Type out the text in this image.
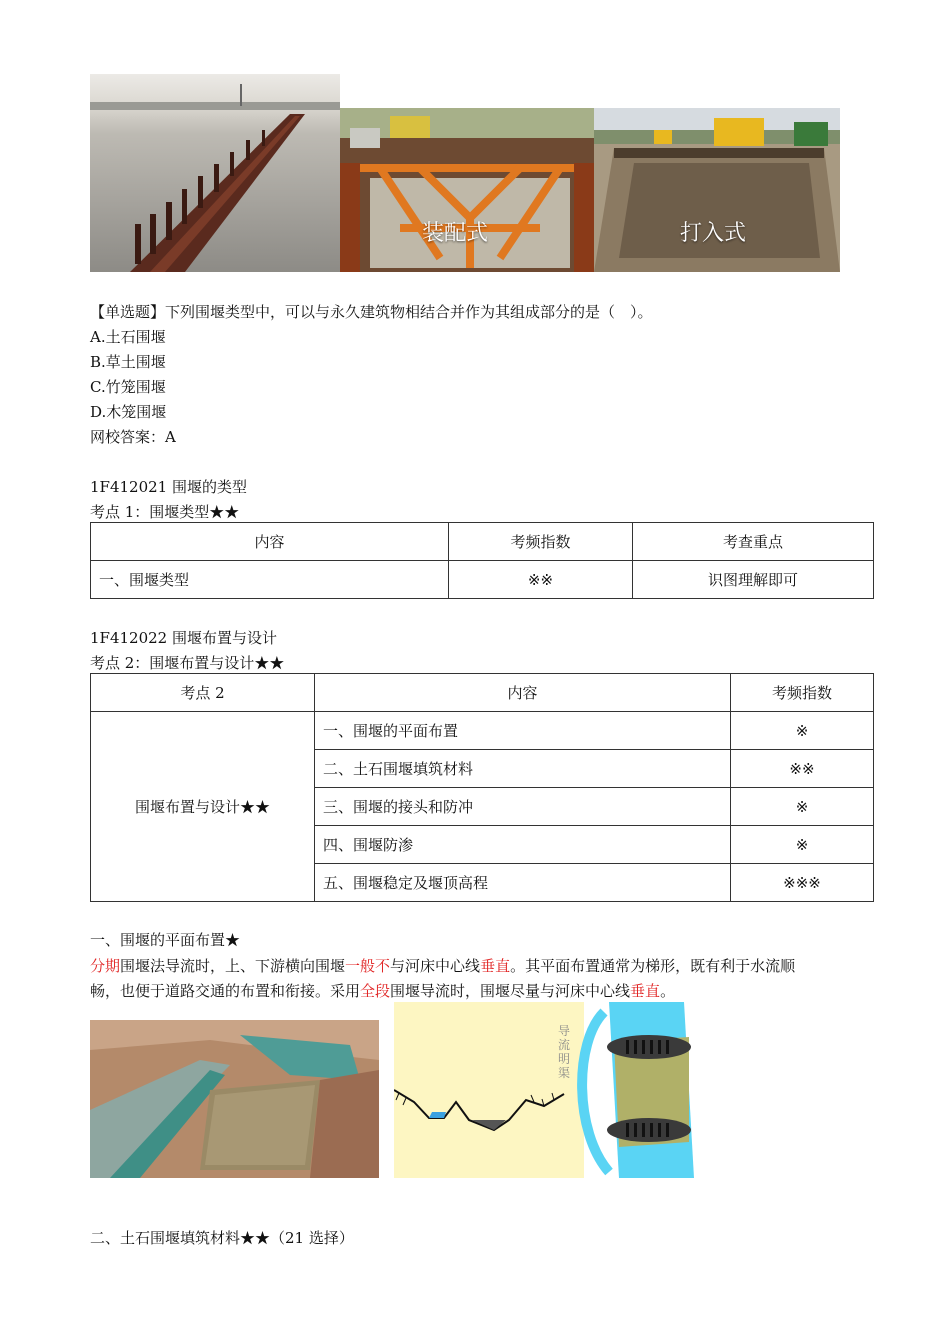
装配式	打入式
【单选题】下列围堰类型中，可以与永久建筑物相结合并作为其组成部分的是（　）。
A.土石围堰
B.草土围堰
C.竹笼围堰
D.木笼围堰
网校答案：A
1F412021 围堰的类型
考点 1：围堰类型★★
内容	考频指数	考查重点
一、围堰类型	※※	识图理解即可
1F412022 围堰布置与设计
考点 2：围堰布置与设计★★
考点 2	内容	考频指数
围堰布置与设计★★	一、围堰的平面布置	※
	二、土石围堰填筑材料	※※
	三、围堰的接头和防冲	※
	四、围堰防渗	※
	五、围堰稳定及堰顶高程	※※※
一、围堰的平面布置★
分期围堰法导流时，上、下游横向围堰一般不与河床中心线垂直。其平面布置通常为梯形，既有利于水流顺
畅，也便于道路交通的布置和衔接。采用全段围堰导流时，围堰尽量与河床中心线垂直。
导流明渠
二、土石围堰填筑材料★★（21 选择）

####################

◆ **Requirement**: Print each entry shown above with exact wording and no pictures.

◆ **Written answer**:
Type out the text in this image.
装配式	打入式
【单选题】下列围堰类型中，可以与永久建筑物相结合并作为其组成部分的是（　）。
A.土石围堰
B.草土围堰
C.竹笼围堰
D.木笼围堰
网校答案：A
1F412021 围堰的类型
考点 1：围堰类型★★
内容	考频指数	考查重点
一、围堰类型	※※	识图理解即可
1F412022 围堰布置与设计
考点 2：围堰布置与设计★★
考点 2	内容	考频指数
围堰布置与设计★★	一、围堰的平面布置	※
	二、土石围堰填筑材料	※※
	三、围堰的接头和防冲	※
	四、围堰防渗	※
	五、围堰稳定及堰顶高程	※※※
一、围堰的平面布置★
分期围堰法导流时，上、下游横向围堰一般不与河床中心线垂直。其平面布置通常为梯形，既有利于水流顺
畅，也便于道路交通的布置和衔接。采用全段围堰导流时，围堰尽量与河床中心线垂直。
导流明渠
二、土石围堰填筑材料★★（21 选择）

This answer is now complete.